Keep the pictures out of the copy and print all the entries below exactly.

··· Supplied material

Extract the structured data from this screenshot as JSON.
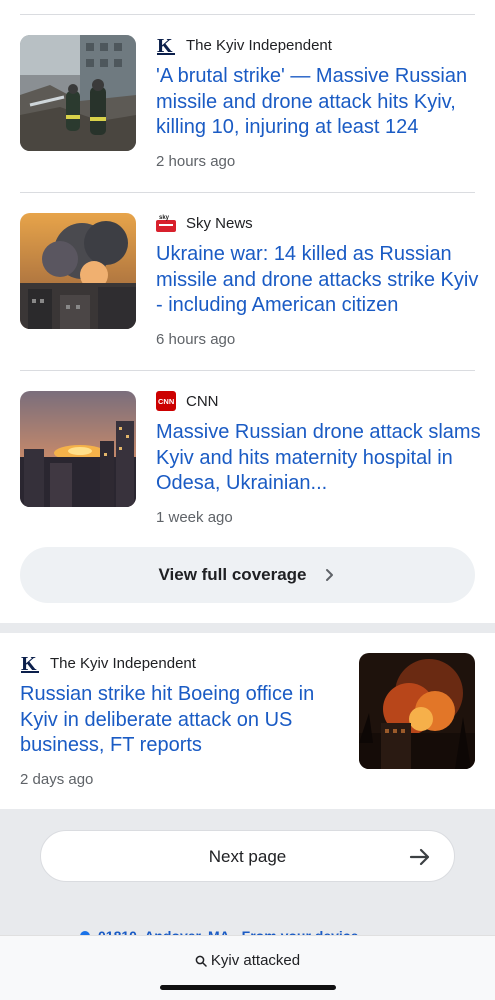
{
  "articles": [
    {
      "source": "The Kyiv Independent",
      "logo_icon": "kyiv-independent-logo",
      "headline": "'A brutal strike' — Massive Russian missile and drone attack hits Kyiv, killing 10, injuring at least 124",
      "age": "2 hours ago"
    },
    {
      "source": "Sky News",
      "logo_icon": "sky-news-logo",
      "headline": "Ukraine war: 14 killed as Russian missile and drone attacks strike Kyiv - including American citizen",
      "age": "6 hours ago"
    },
    {
      "source": "CNN",
      "logo_icon": "cnn-logo",
      "headline": "Massive Russian drone attack slams Kyiv and hits maternity hospital in Odesa, Ukrainian...",
      "age": "1 week ago"
    }
  ],
  "coverage": {
    "label": "View full coverage"
  },
  "standalone": {
    "source": "The Kyiv Independent",
    "logo_icon": "kyiv-independent-logo",
    "headline": "Russian strike hit Boeing office in Kyiv in deliberate attack on US business, FT reports",
    "age": "2 days ago"
  },
  "pagination": {
    "next_label": "Next page"
  },
  "footer": {
    "location": "01810, Andover, MA - From your device"
  },
  "search": {
    "query": "Kyiv attacked"
  },
  "colors": {
    "link": "#1a5bc4",
    "muted": "#5f6368",
    "accent": "#1a73e8"
  }
}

······

* _Task result_:
Extract the structured data from this screenshot as JSON.
{
  "articles": [
    {
      "source": "The Kyiv Independent",
      "logo_icon": "kyiv-independent-logo",
      "headline": "'A brutal strike' — Massive Russian missile and drone attack hits Kyiv, killing 10, injuring at least 124",
      "age": "2 hours ago"
    },
    {
      "source": "Sky News",
      "logo_icon": "sky-news-logo",
      "headline": "Ukraine war: 14 killed as Russian missile and drone attacks strike Kyiv - including American citizen",
      "age": "6 hours ago"
    },
    {
      "source": "CNN",
      "logo_icon": "cnn-logo",
      "headline": "Massive Russian drone attack slams Kyiv and hits maternity hospital in Odesa, Ukrainian...",
      "age": "1 week ago"
    }
  ],
  "coverage": {
    "label": "View full coverage"
  },
  "standalone": {
    "source": "The Kyiv Independent",
    "logo_icon": "kyiv-independent-logo",
    "headline": "Russian strike hit Boeing office in Kyiv in deliberate attack on US business, FT reports",
    "age": "2 days ago"
  },
  "pagination": {
    "next_label": "Next page"
  },
  "footer": {
    "location": "01810, Andover, MA - From your device"
  },
  "search": {
    "query": "Kyiv attacked"
  },
  "colors": {
    "link": "#1a5bc4",
    "muted": "#5f6368",
    "accent": "#1a73e8"
  }
}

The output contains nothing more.